What needs to be done: Reproduce every entry exactly.

-- Available data start --

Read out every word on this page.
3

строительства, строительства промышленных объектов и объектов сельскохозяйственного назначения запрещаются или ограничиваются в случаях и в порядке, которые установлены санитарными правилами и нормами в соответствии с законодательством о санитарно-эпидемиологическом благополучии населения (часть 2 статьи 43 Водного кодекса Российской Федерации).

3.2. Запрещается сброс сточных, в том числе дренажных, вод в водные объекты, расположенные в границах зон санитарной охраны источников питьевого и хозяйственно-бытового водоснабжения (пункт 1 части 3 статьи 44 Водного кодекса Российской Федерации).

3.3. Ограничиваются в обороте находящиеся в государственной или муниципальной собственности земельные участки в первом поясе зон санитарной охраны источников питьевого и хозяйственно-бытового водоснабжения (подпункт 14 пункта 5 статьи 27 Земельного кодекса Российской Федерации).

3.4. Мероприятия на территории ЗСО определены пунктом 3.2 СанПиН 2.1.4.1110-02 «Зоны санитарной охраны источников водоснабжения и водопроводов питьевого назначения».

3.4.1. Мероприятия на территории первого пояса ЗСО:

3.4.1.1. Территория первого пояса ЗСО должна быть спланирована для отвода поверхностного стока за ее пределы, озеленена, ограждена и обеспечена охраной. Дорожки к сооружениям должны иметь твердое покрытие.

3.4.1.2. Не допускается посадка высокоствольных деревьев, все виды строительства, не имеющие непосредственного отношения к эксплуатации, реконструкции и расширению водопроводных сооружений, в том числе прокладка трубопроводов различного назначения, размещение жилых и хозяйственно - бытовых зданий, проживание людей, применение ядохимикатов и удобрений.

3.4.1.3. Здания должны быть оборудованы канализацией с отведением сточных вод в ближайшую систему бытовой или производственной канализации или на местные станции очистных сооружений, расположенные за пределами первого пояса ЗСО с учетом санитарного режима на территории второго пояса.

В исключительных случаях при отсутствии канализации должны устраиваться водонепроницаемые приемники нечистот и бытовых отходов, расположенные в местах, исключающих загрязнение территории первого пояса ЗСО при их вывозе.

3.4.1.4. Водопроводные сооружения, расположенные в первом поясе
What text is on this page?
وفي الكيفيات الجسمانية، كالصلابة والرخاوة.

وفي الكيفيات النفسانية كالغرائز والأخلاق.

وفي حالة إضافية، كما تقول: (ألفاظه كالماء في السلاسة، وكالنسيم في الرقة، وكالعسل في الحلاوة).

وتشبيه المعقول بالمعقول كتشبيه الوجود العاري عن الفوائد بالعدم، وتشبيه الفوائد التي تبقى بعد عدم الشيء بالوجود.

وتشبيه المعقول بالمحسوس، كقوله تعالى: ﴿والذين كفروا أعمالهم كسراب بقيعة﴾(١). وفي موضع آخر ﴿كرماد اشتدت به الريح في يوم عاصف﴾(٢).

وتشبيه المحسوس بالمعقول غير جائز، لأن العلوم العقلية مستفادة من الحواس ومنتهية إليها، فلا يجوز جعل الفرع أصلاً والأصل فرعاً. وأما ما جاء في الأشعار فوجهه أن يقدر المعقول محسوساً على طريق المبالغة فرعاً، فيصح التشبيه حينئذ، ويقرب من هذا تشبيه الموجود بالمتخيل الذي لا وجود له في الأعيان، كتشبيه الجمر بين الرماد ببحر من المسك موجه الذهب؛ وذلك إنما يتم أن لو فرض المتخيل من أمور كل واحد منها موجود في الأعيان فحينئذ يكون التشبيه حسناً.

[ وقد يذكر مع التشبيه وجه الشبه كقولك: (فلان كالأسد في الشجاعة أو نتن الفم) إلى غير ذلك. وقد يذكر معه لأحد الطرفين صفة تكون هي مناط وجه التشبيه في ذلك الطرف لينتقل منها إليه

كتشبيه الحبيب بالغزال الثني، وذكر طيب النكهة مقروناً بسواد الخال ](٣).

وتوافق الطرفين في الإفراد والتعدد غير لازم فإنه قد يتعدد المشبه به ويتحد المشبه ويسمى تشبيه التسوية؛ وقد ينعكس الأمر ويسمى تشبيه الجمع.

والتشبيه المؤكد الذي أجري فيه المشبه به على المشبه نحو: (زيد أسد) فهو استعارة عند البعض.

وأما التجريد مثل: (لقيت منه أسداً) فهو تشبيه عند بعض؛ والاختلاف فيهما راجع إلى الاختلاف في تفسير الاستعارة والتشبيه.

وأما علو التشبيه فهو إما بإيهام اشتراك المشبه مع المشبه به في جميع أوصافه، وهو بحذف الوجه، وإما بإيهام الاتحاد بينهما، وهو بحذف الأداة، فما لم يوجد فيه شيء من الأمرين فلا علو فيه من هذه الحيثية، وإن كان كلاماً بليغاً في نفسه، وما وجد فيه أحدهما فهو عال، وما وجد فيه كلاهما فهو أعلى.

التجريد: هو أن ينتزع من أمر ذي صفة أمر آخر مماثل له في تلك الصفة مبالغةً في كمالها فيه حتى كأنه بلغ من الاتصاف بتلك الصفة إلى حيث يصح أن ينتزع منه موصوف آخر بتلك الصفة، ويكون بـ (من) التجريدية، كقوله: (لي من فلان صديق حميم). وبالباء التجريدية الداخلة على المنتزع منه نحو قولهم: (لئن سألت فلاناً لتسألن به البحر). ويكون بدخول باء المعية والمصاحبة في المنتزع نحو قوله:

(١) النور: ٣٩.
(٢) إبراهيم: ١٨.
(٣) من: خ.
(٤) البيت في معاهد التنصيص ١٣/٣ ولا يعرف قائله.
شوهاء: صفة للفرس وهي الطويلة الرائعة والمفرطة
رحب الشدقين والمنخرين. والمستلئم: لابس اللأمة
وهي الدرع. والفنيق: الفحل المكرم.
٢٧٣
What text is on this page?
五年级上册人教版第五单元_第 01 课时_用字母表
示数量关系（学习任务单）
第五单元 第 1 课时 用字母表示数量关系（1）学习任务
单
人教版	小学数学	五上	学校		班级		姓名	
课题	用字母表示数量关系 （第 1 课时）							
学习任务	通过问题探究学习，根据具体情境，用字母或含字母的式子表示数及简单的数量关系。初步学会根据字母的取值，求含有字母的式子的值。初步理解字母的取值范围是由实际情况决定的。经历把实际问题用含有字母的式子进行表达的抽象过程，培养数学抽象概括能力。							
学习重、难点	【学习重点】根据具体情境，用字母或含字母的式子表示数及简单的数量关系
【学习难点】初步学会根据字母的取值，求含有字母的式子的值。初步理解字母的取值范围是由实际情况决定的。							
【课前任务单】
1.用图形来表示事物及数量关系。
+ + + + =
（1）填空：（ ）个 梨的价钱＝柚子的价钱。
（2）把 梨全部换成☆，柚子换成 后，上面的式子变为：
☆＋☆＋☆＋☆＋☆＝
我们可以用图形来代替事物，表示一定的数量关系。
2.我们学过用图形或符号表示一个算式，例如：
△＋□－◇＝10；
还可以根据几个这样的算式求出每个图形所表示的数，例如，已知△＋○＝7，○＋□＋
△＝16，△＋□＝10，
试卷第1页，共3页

-- Available data end --

Answer to the task:
Read out every word on this page.
3

строительства, строительства промышленных объектов и объектов сельскохозяйственного назначения запрещаются или ограничиваются в случаях и в порядке, которые установлены санитарными правилами и нормами в соответствии с законодательством о санитарно-эпидемиологическом благополучии населения (часть 2 статьи 43 Водного кодекса Российской Федерации).

3.2. Запрещается сброс сточных, в том числе дренажных, вод в водные объекты, расположенные в границах зон санитарной охраны источников питьевого и хозяйственно-бытового водоснабжения (пункт 1 части 3 статьи 44 Водного кодекса Российской Федерации).

3.3. Ограничиваются в обороте находящиеся в государственной или муниципальной собственности земельные участки в первом поясе зон санитарной охраны источников питьевого и хозяйственно-бытового водоснабжения (подпункт 14 пункта 5 статьи 27 Земельного кодекса Российской Федерации).

3.4. Мероприятия на территории ЗСО определены пунктом 3.2 СанПиН 2.1.4.1110-02 «Зоны санитарной охраны источников водоснабжения и водопроводов питьевого назначения».

3.4.1. Мероприятия на территории первого пояса ЗСО:

3.4.1.1. Территория первого пояса ЗСО должна быть спланирована для отвода поверхностного стока за ее пределы, озеленена, ограждена и обеспечена охраной. Дорожки к сооружениям должны иметь твердое покрытие.

3.4.1.2. Не допускается посадка высокоствольных деревьев, все виды строительства, не имеющие непосредственного отношения к эксплуатации, реконструкции и расширению водопроводных сооружений, в том числе прокладка трубопроводов различного назначения, размещение жилых и хозяйственно - бытовых зданий, проживание людей, применение ядохимикатов и удобрений.

3.4.1.3. Здания должны быть оборудованы канализацией с отведением сточных вод в ближайшую систему бытовой или производственной канализации или на местные станции очистных сооружений, расположенные за пределами первого пояса ЗСО с учетом санитарного режима на территории второго пояса.

В исключительных случаях при отсутствии канализации должны устраиваться водонепроницаемые приемники нечистот и бытовых отходов, расположенные в местах, исключающих загрязнение территории первого пояса ЗСО при их вывозе.

3.4.1.4. Водопроводные сооружения, расположенные в первом поясе
What text is on this page?
وفي الكيفيات الجسمانية، كالصلابة والرخاوة.

وفي الكيفيات النفسانية كالغرائز والأخلاق.

وفي حالة إضافية، كما تقول: (ألفاظه كالماء في السلاسة، وكالنسيم في الرقة، وكالعسل في الحلاوة).

وتشبيه المعقول بالمعقول كتشبيه الوجود العاري عن الفوائد بالعدم، وتشبيه الفوائد التي تبقى بعد عدم الشيء بالوجود.

وتشبيه المعقول بالمحسوس، كقوله تعالى: ﴿والذين كفروا أعمالهم كسراب بقيعة﴾(١). وفي موضع آخر ﴿كرماد اشتدت به الريح في يوم عاصف﴾(٢).

وتشبيه المحسوس بالمعقول غير جائز، لأن العلوم العقلية مستفادة من الحواس ومنتهية إليها، فلا يجوز جعل الفرع أصلاً والأصل فرعاً. وأما ما جاء في الأشعار فوجهه أن يقدر المعقول محسوساً على طريق المبالغة فرعاً، فيصح التشبيه حينئذ، ويقرب من هذا تشبيه الموجود بالمتخيل الذي لا وجود له في الأعيان، كتشبيه الجمر بين الرماد ببحر من المسك موجه الذهب؛ وذلك إنما يتم أن لو فرض المتخيل من أمور كل واحد منها موجود في الأعيان فحينئذ يكون التشبيه حسناً.

[ وقد يذكر مع التشبيه وجه الشبه كقولك: (فلان كالأسد في الشجاعة أو نتن الفم) إلى غير ذلك. وقد يذكر معه لأحد الطرفين صفة تكون هي مناط وجه التشبيه في ذلك الطرف لينتقل منها إليه

كتشبيه الحبيب بالغزال الثني، وذكر طيب النكهة مقروناً بسواد الخال ](٣).

وتوافق الطرفين في الإفراد والتعدد غير لازم فإنه قد يتعدد المشبه به ويتحد المشبه ويسمى تشبيه التسوية؛ وقد ينعكس الأمر ويسمى تشبيه الجمع.

والتشبيه المؤكد الذي أجري فيه المشبه به على المشبه نحو: (زيد أسد) فهو استعارة عند البعض.

وأما التجريد مثل: (لقيت منه أسداً) فهو تشبيه عند بعض؛ والاختلاف فيهما راجع إلى الاختلاف في تفسير الاستعارة والتشبيه.

وأما علو التشبيه فهو إما بإيهام اشتراك المشبه مع المشبه به في جميع أوصافه، وهو بحذف الوجه، وإما بإيهام الاتحاد بينهما، وهو بحذف الأداة، فما لم يوجد فيه شيء من الأمرين فلا علو فيه من هذه الحيثية، وإن كان كلاماً بليغاً في نفسه، وما وجد فيه أحدهما فهو عال، وما وجد فيه كلاهما فهو أعلى.

التجريد: هو أن ينتزع من أمر ذي صفة أمر آخر مماثل له في تلك الصفة مبالغةً في كمالها فيه حتى كأنه بلغ من الاتصاف بتلك الصفة إلى حيث يصح أن ينتزع منه موصوف آخر بتلك الصفة، ويكون بـ (من) التجريدية، كقوله: (لي من فلان صديق حميم). وبالباء التجريدية الداخلة على المنتزع منه نحو قولهم: (لئن سألت فلاناً لتسألن به البحر). ويكون بدخول باء المعية والمصاحبة في المنتزع نحو قوله:

(١) النور: ٣٩.
(٢) إبراهيم: ١٨.
(٣) من: خ.
(٤) البيت في معاهد التنصيص ١٣/٣ ولا يعرف قائله.
شوهاء: صفة للفرس وهي الطويلة الرائعة والمفرطة
رحب الشدقين والمنخرين. والمستلئم: لابس اللأمة
وهي الدرع. والفنيق: الفحل المكرم.
٢٧٣
What text is on this page?
五年级上册人教版第五单元_第 01 课时_用字母表
示数量关系（学习任务单）
第五单元 第 1 课时 用字母表示数量关系（1）学习任务
单
人教版	小学数学	五上	学校		班级		姓名	
课题	用字母表示数量关系 （第 1 课时）							
学习任务	通过问题探究学习，根据具体情境，用字母或含字母的式子表示数及简单的数量关系。初步学会根据字母的取值，求含有字母的式子的值。初步理解字母的取值范围是由实际情况决定的。经历把实际问题用含有字母的式子进行表达的抽象过程，培养数学抽象概括能力。							
学习重、难点	【学习重点】根据具体情境，用字母或含字母的式子表示数及简单的数量关系
【学习难点】初步学会根据字母的取值，求含有字母的式子的值。初步理解字母的取值范围是由实际情况决定的。							
【课前任务单】
1.用图形来表示事物及数量关系。
+ + + + =
（1）填空：（ ）个 梨的价钱＝柚子的价钱。
（2）把 梨全部换成☆，柚子换成 后，上面的式子变为：
☆＋☆＋☆＋☆＋☆＝
我们可以用图形来代替事物，表示一定的数量关系。
2.我们学过用图形或符号表示一个算式，例如：
△＋□－◇＝10；
还可以根据几个这样的算式求出每个图形所表示的数，例如，已知△＋○＝7，○＋□＋
△＝16，△＋□＝10，
试卷第1页，共3页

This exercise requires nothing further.